-- Exercise task --
Could you print every record below exactly as it appears?

-- Provided entries --
/---

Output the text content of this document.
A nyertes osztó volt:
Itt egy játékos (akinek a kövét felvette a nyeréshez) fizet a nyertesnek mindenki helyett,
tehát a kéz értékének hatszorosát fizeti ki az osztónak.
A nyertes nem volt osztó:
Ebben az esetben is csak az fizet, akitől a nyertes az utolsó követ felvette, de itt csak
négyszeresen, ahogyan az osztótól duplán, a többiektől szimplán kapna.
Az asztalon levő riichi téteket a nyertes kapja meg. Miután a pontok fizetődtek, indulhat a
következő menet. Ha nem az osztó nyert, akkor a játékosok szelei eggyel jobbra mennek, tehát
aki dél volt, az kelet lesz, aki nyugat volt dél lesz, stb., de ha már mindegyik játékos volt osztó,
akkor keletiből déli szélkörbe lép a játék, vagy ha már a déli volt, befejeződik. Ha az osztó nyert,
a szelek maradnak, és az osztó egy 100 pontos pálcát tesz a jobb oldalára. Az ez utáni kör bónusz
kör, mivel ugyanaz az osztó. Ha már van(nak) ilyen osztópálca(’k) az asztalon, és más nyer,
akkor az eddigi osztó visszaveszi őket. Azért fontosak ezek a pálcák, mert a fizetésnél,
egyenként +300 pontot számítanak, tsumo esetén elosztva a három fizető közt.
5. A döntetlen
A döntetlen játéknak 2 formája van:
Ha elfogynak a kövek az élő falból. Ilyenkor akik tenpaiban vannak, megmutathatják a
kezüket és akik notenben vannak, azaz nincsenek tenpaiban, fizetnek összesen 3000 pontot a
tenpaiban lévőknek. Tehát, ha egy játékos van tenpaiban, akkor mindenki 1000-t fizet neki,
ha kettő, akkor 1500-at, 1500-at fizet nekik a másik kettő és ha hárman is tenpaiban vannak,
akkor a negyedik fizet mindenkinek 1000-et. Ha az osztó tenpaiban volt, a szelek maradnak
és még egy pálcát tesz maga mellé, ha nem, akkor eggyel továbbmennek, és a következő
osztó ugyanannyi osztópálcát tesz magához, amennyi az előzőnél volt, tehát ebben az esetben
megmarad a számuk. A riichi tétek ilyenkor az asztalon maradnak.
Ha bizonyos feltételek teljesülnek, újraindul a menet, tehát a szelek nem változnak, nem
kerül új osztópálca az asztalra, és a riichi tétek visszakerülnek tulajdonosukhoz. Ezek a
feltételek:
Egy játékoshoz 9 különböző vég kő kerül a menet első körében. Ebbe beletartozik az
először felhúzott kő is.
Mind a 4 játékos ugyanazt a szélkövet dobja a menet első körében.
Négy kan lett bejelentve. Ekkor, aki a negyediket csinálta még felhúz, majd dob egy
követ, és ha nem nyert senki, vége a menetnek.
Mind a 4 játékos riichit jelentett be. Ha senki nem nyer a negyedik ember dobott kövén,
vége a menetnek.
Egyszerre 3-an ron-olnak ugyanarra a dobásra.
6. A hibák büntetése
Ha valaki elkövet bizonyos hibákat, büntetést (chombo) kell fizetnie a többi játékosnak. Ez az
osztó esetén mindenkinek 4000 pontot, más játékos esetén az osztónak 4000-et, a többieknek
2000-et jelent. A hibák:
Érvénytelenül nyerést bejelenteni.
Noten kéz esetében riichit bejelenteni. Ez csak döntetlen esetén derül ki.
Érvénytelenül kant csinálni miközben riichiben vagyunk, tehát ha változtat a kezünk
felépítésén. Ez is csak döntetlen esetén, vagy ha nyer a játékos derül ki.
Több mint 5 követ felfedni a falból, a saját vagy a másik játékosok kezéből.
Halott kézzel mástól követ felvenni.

\---

-- Output for this exercise --
Output the text content of this document.
A nyertes osztó volt:
Itt egy játékos (akinek a kövét felvette a nyeréshez) fizet a nyertesnek mindenki helyett,
tehát a kéz értékének hatszorosát fizeti ki az osztónak.
A nyertes nem volt osztó:
Ebben az esetben is csak az fizet, akitől a nyertes az utolsó követ felvette, de itt csak
négyszeresen, ahogyan az osztótól duplán, a többiektől szimplán kapna.
Az asztalon levő riichi téteket a nyertes kapja meg. Miután a pontok fizetődtek, indulhat a
következő menet. Ha nem az osztó nyert, akkor a játékosok szelei eggyel jobbra mennek, tehát
aki dél volt, az kelet lesz, aki nyugat volt dél lesz, stb., de ha már mindegyik játékos volt osztó,
akkor keletiből déli szélkörbe lép a játék, vagy ha már a déli volt, befejeződik. Ha az osztó nyert,
a szelek maradnak, és az osztó egy 100 pontos pálcát tesz a jobb oldalára. Az ez utáni kör bónusz
kör, mivel ugyanaz az osztó. Ha már van(nak) ilyen osztópálca(’k) az asztalon, és más nyer,
akkor az eddigi osztó visszaveszi őket. Azért fontosak ezek a pálcák, mert a fizetésnél,
egyenként +300 pontot számítanak, tsumo esetén elosztva a három fizető közt.
5. A döntetlen
A döntetlen játéknak 2 formája van:
Ha elfogynak a kövek az élő falból. Ilyenkor akik tenpaiban vannak, megmutathatják a
kezüket és akik notenben vannak, azaz nincsenek tenpaiban, fizetnek összesen 3000 pontot a
tenpaiban lévőknek. Tehát, ha egy játékos van tenpaiban, akkor mindenki 1000-t fizet neki,
ha kettő, akkor 1500-at, 1500-at fizet nekik a másik kettő és ha hárman is tenpaiban vannak,
akkor a negyedik fizet mindenkinek 1000-et. Ha az osztó tenpaiban volt, a szelek maradnak
és még egy pálcát tesz maga mellé, ha nem, akkor eggyel továbbmennek, és a következő
osztó ugyanannyi osztópálcát tesz magához, amennyi az előzőnél volt, tehát ebben az esetben
megmarad a számuk. A riichi tétek ilyenkor az asztalon maradnak.
Ha bizonyos feltételek teljesülnek, újraindul a menet, tehát a szelek nem változnak, nem
kerül új osztópálca az asztalra, és a riichi tétek visszakerülnek tulajdonosukhoz. Ezek a
feltételek:
Egy játékoshoz 9 különböző vég kő kerül a menet első körében. Ebbe beletartozik az
először felhúzott kő is.
Mind a 4 játékos ugyanazt a szélkövet dobja a menet első körében.
Négy kan lett bejelentve. Ekkor, aki a negyediket csinálta még felhúz, majd dob egy
követ, és ha nem nyert senki, vége a menetnek.
Mind a 4 játékos riichit jelentett be. Ha senki nem nyer a negyedik ember dobott kövén,
vége a menetnek.
Egyszerre 3-an ron-olnak ugyanarra a dobásra.
6. A hibák büntetése
Ha valaki elkövet bizonyos hibákat, büntetést (chombo) kell fizetnie a többi játékosnak. Ez az
osztó esetén mindenkinek 4000 pontot, más játékos esetén az osztónak 4000-et, a többieknek
2000-et jelent. A hibák:
Érvénytelenül nyerést bejelenteni.
Noten kéz esetében riichit bejelenteni. Ez csak döntetlen esetén derül ki.
Érvénytelenül kant csinálni miközben riichiben vagyunk, tehát ha változtat a kezünk
felépítésén. Ez is csak döntetlen esetén, vagy ha nyer a játékos derül ki.
Több mint 5 követ felfedni a falból, a saját vagy a másik játékosok kezéből.
Halott kézzel mástól követ felvenni.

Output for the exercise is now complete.